### Material for the task
▼

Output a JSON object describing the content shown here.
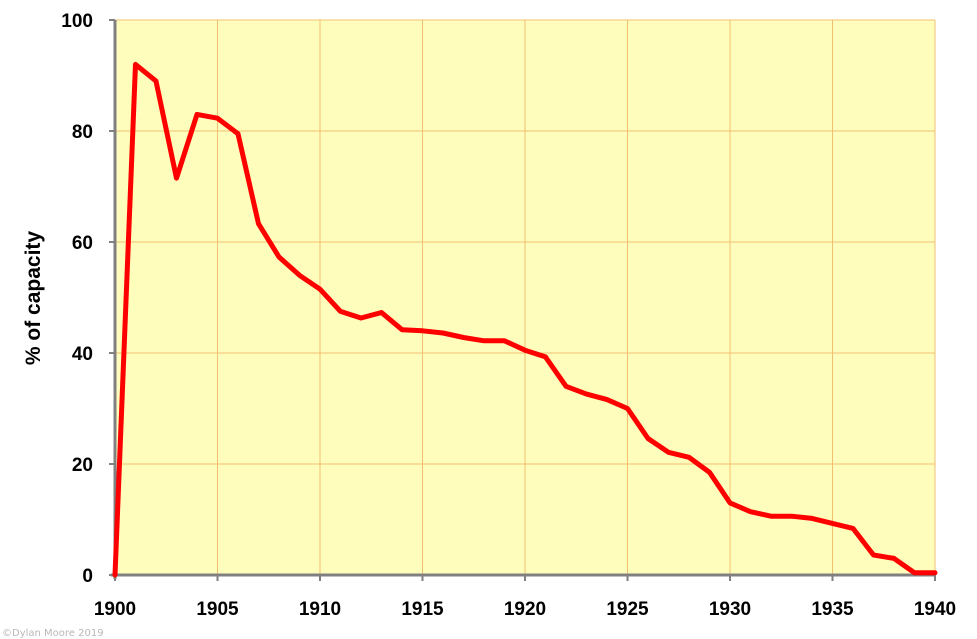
{
  "chart_data": {
    "type": "line",
    "ylabel": "% of capacity",
    "xlim": [
      1900,
      1940
    ],
    "ylim": [
      0,
      100
    ],
    "x_ticks": [
      "1900",
      "1905",
      "1910",
      "1915",
      "1920",
      "1925",
      "1930",
      "1935",
      "1940"
    ],
    "y_ticks": [
      "0",
      "20",
      "40",
      "60",
      "80",
      "100"
    ],
    "grid": true,
    "plot_background": "#FFFDBB",
    "grid_color": "#F0C070",
    "series": [
      {
        "color": "#FF0000",
        "x": [
          1900,
          1901,
          1902,
          1903,
          1904,
          1905,
          1906,
          1907,
          1908,
          1909,
          1910,
          1911,
          1912,
          1913,
          1914,
          1915,
          1916,
          1917,
          1918,
          1919,
          1920,
          1921,
          1922,
          1923,
          1924,
          1925,
          1926,
          1927,
          1928,
          1929,
          1930,
          1931,
          1932,
          1933,
          1934,
          1935,
          1936,
          1937,
          1938,
          1939,
          1940
        ],
        "y": [
          0,
          92,
          89,
          71.5,
          83,
          82.3,
          79.5,
          63.3,
          57.3,
          54,
          51.5,
          47.5,
          46.3,
          47.3,
          44.2,
          44,
          43.6,
          42.8,
          42.2,
          42.2,
          40.5,
          39.3,
          34,
          32.6,
          31.6,
          30,
          24.6,
          22.1,
          21.2,
          18.5,
          13,
          11.4,
          10.6,
          10.6,
          10.2,
          9.3,
          8.4,
          3.6,
          3,
          0.4,
          0.4
        ]
      }
    ]
  },
  "credit": "©Dylan Moore 2019"
}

▲

### Problem requirements
Repeat the listing in full and exactly. Do not include any images.

### Exercise solution
Output a JSON object describing the content shown here.
{
  "chart_data": {
    "type": "line",
    "ylabel": "% of capacity",
    "xlim": [
      1900,
      1940
    ],
    "ylim": [
      0,
      100
    ],
    "x_ticks": [
      "1900",
      "1905",
      "1910",
      "1915",
      "1920",
      "1925",
      "1930",
      "1935",
      "1940"
    ],
    "y_ticks": [
      "0",
      "20",
      "40",
      "60",
      "80",
      "100"
    ],
    "grid": true,
    "plot_background": "#FFFDBB",
    "grid_color": "#F0C070",
    "series": [
      {
        "color": "#FF0000",
        "x": [
          1900,
          1901,
          1902,
          1903,
          1904,
          1905,
          1906,
          1907,
          1908,
          1909,
          1910,
          1911,
          1912,
          1913,
          1914,
          1915,
          1916,
          1917,
          1918,
          1919,
          1920,
          1921,
          1922,
          1923,
          1924,
          1925,
          1926,
          1927,
          1928,
          1929,
          1930,
          1931,
          1932,
          1933,
          1934,
          1935,
          1936,
          1937,
          1938,
          1939,
          1940
        ],
        "y": [
          0,
          92,
          89,
          71.5,
          83,
          82.3,
          79.5,
          63.3,
          57.3,
          54,
          51.5,
          47.5,
          46.3,
          47.3,
          44.2,
          44,
          43.6,
          42.8,
          42.2,
          42.2,
          40.5,
          39.3,
          34,
          32.6,
          31.6,
          30,
          24.6,
          22.1,
          21.2,
          18.5,
          13,
          11.4,
          10.6,
          10.6,
          10.2,
          9.3,
          8.4,
          3.6,
          3,
          0.4,
          0.4
        ]
      }
    ]
  },
  "credit": "©Dylan Moore 2019"
}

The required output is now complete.